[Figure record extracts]
>>>

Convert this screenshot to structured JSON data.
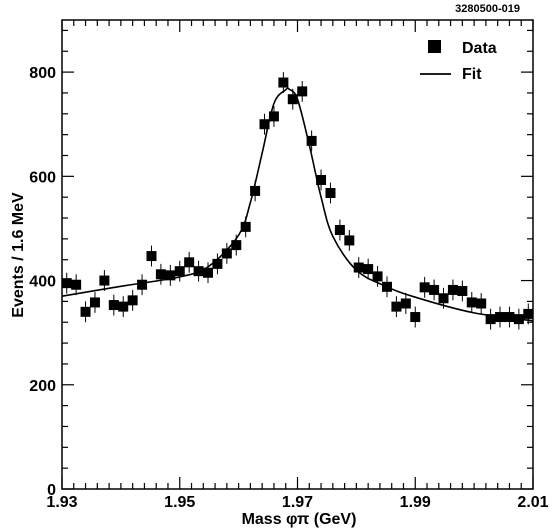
{
  "chart_data": {
    "type": "scatter",
    "figure_id": "3280500-019",
    "xlabel": "Mass φπ (GeV)",
    "ylabel": "Events / 1.6 MeV",
    "xlim": [
      1.93,
      2.01
    ],
    "ylim": [
      0,
      900
    ],
    "x_ticks": [
      1.93,
      1.95,
      1.97,
      1.99,
      2.01
    ],
    "x_tick_labels": [
      "1.93",
      "1.95",
      "1.97",
      "1.99",
      "2.01"
    ],
    "y_ticks": [
      0,
      200,
      400,
      600,
      800
    ],
    "y_tick_labels": [
      "0",
      "200",
      "400",
      "600",
      "800"
    ],
    "grid": false,
    "legend_position": "top-right",
    "series": [
      {
        "name": "Data",
        "style": "square-markers-with-error-bars",
        "x": [
          1.9308,
          1.9324,
          1.934,
          1.9356,
          1.9372,
          1.9388,
          1.9404,
          1.942,
          1.9436,
          1.9452,
          1.9468,
          1.9484,
          1.95,
          1.9516,
          1.9532,
          1.9548,
          1.9564,
          1.958,
          1.9596,
          1.9612,
          1.9628,
          1.9644,
          1.966,
          1.9676,
          1.9692,
          1.9708,
          1.9724,
          1.974,
          1.9756,
          1.9772,
          1.9788,
          1.9804,
          1.982,
          1.9836,
          1.9852,
          1.9868,
          1.9884,
          1.99,
          1.9916,
          1.9932,
          1.9948,
          1.9964,
          1.998,
          1.9996,
          2.0012,
          2.0028,
          2.0044,
          2.006,
          2.0076,
          2.0092
        ],
        "y": [
          395,
          392,
          340,
          358,
          400,
          353,
          350,
          362,
          392,
          447,
          412,
          410,
          418,
          435,
          418,
          415,
          432,
          452,
          468,
          503,
          572,
          700,
          715,
          780,
          748,
          763,
          668,
          593,
          568,
          497,
          477,
          425,
          422,
          408,
          388,
          350,
          356,
          330,
          387,
          382,
          366,
          382,
          380,
          358,
          356,
          326,
          330,
          330,
          326,
          336
        ],
        "yerr": 20
      },
      {
        "name": "Fit",
        "style": "line",
        "model": "gaussian-peak-on-linear-background",
        "x": [
          1.93,
          1.94,
          1.95,
          1.955,
          1.96,
          1.962,
          1.964,
          1.966,
          1.968,
          1.9686,
          1.97,
          1.972,
          1.974,
          1.976,
          1.98,
          1.985,
          1.99,
          2.0,
          2.01
        ],
        "y": [
          370,
          389,
          407,
          428,
          487,
          550,
          645,
          740,
          766,
          767,
          748,
          660,
          560,
          485,
          420,
          389,
          368,
          338,
          323
        ]
      }
    ]
  }
}
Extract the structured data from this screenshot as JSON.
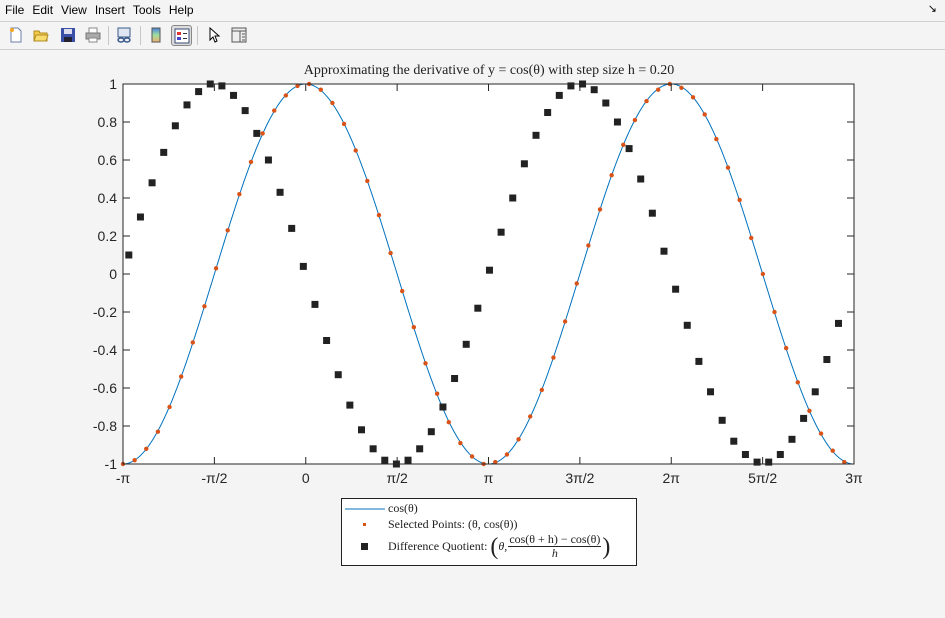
{
  "menu": [
    "File",
    "Edit",
    "View",
    "Insert",
    "Tools",
    "Help"
  ],
  "dock_icon": "dock-arrow-icon",
  "toolbar": [
    {
      "icon": "new-figure-icon"
    },
    {
      "icon": "open-file-icon"
    },
    {
      "icon": "save-icon"
    },
    {
      "icon": "print-icon"
    },
    {
      "icon": "link-plot-icon"
    },
    {
      "icon": "insert-colorbar-icon"
    },
    {
      "icon": "insert-legend-icon",
      "pressed": true
    },
    {
      "icon": "edit-plot-pointer-icon"
    },
    {
      "icon": "property-inspector-icon"
    }
  ],
  "colors": {
    "line": "#0072bd",
    "selected": "#d95319",
    "quotient": "#222222",
    "axes": "#262626"
  },
  "chart_data": {
    "type": "line",
    "title": "Approximating the derivative of y = cos(θ) with step size h = 0.20",
    "xlim": [
      -3.1416,
      9.4248
    ],
    "ylim": [
      -1,
      1
    ],
    "xticks": [
      -3.1416,
      -1.5708,
      0,
      1.5708,
      3.1416,
      4.7124,
      6.2832,
      7.854,
      9.4248
    ],
    "xtick_labels": [
      "-π",
      "-π/2",
      "0",
      "π/2",
      "π",
      "3π/2",
      "2π",
      "5π/2",
      "3π"
    ],
    "yticks": [
      -1,
      -0.8,
      -0.6,
      -0.4,
      -0.2,
      0,
      0.2,
      0.4,
      0.6,
      0.8,
      1
    ],
    "ytick_labels": [
      "-1",
      "-0.8",
      "-0.6",
      "-0.4",
      "-0.2",
      "0",
      "0.2",
      "0.4",
      "0.6",
      "0.8",
      "1"
    ],
    "grid": false,
    "legend_placement": "bottom-outside",
    "series": [
      {
        "name": "cos(θ)",
        "kind": "line",
        "function": "cos"
      },
      {
        "name": "Selected Points: (θ, cos(θ))",
        "kind": "scatter",
        "marker": "dot",
        "x": [
          -3.1416,
          -2.9416,
          -2.7416,
          -2.5416,
          -2.3416,
          -2.1416,
          -1.9416,
          -1.7416,
          -1.5416,
          -1.3416,
          -1.1416,
          -0.9416,
          -0.7416,
          -0.5416,
          -0.3416,
          -0.1416,
          0.0584,
          0.2584,
          0.4584,
          0.6584,
          0.8584,
          1.0584,
          1.2584,
          1.4584,
          1.6584,
          1.8584,
          2.0584,
          2.2584,
          2.4584,
          2.6584,
          2.8584,
          3.0584,
          3.2584,
          3.4584,
          3.6584,
          3.8584,
          4.0584,
          4.2584,
          4.4584,
          4.6584,
          4.8584,
          5.0584,
          5.2584,
          5.4584,
          5.6584,
          5.8584,
          6.0584,
          6.2584,
          6.4584,
          6.6584,
          6.8584,
          7.0584,
          7.2584,
          7.4584,
          7.6584,
          7.8584,
          8.0584,
          8.2584,
          8.4584,
          8.6584,
          8.8584,
          9.0584,
          9.2584
        ],
        "y": [
          -1.0,
          -0.98,
          -0.92,
          -0.83,
          -0.7,
          -0.54,
          -0.36,
          -0.17,
          0.03,
          0.23,
          0.42,
          0.59,
          0.74,
          0.86,
          0.94,
          0.99,
          1.0,
          0.97,
          0.9,
          0.79,
          0.65,
          0.49,
          0.31,
          0.11,
          -0.09,
          -0.28,
          -0.47,
          -0.63,
          -0.78,
          -0.89,
          -0.96,
          -1.0,
          -0.99,
          -0.95,
          -0.87,
          -0.75,
          -0.61,
          -0.44,
          -0.25,
          -0.05,
          0.15,
          0.34,
          0.52,
          0.68,
          0.81,
          0.91,
          0.97,
          1.0,
          0.98,
          0.93,
          0.84,
          0.71,
          0.56,
          0.39,
          0.19,
          0.0,
          -0.2,
          -0.39,
          -0.57,
          -0.72,
          -0.84,
          -0.93,
          -0.99
        ]
      },
      {
        "name": "Difference Quotient",
        "kind": "scatter",
        "marker": "square",
        "x": [
          -3.0416,
          -2.8416,
          -2.6416,
          -2.4416,
          -2.2416,
          -2.0416,
          -1.8416,
          -1.6416,
          -1.4416,
          -1.2416,
          -1.0416,
          -0.8416,
          -0.6416,
          -0.4416,
          -0.2416,
          -0.0416,
          0.1584,
          0.3584,
          0.5584,
          0.7584,
          0.9584,
          1.1584,
          1.3584,
          1.5584,
          1.7584,
          1.9584,
          2.1584,
          2.3584,
          2.5584,
          2.7584,
          2.9584,
          3.1584,
          3.3584,
          3.5584,
          3.7584,
          3.9584,
          4.1584,
          4.3584,
          4.5584,
          4.7584,
          4.9584,
          5.1584,
          5.3584,
          5.5584,
          5.7584,
          5.9584,
          6.1584,
          6.3584,
          6.5584,
          6.7584,
          6.9584,
          7.1584,
          7.3584,
          7.5584,
          7.7584,
          7.9584,
          8.1584,
          8.3584,
          8.5584,
          8.7584,
          8.9584,
          9.1584
        ],
        "y": [
          0.1,
          0.3,
          0.48,
          0.64,
          0.78,
          0.89,
          0.96,
          1.0,
          0.99,
          0.94,
          0.86,
          0.74,
          0.6,
          0.43,
          0.24,
          0.04,
          -0.16,
          -0.35,
          -0.53,
          -0.69,
          -0.82,
          -0.92,
          -0.98,
          -1.0,
          -0.98,
          -0.92,
          -0.83,
          -0.7,
          -0.55,
          -0.37,
          -0.18,
          0.02,
          0.22,
          0.4,
          0.58,
          0.73,
          0.85,
          0.94,
          0.99,
          1.0,
          0.97,
          0.9,
          0.8,
          0.66,
          0.5,
          0.32,
          0.12,
          -0.08,
          -0.27,
          -0.46,
          -0.62,
          -0.77,
          -0.88,
          -0.95,
          -0.99,
          -0.99,
          -0.95,
          -0.87,
          -0.76,
          -0.62,
          -0.45,
          -0.26
        ]
      }
    ]
  },
  "legend": {
    "line_label": "cos(θ)",
    "selected_label": "Selected Points: (θ, cos(θ))",
    "quotient_label": "Difference Quotient:",
    "quotient_arg": "θ,",
    "quotient_numerator": "cos(θ + h) − cos(θ)",
    "quotient_denominator": "h",
    "paren_open": "(",
    "paren_close": ")"
  }
}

<<<

● Task details: Which lines in the records above contain the string "name"? Copy each one.

● Exercise solution:
        "name": "Data",
        "name": "Fit",
        "name": "cos(θ)",
        "name": "Selected Points: (θ, cos(θ))",
        "name": "Difference Quotient",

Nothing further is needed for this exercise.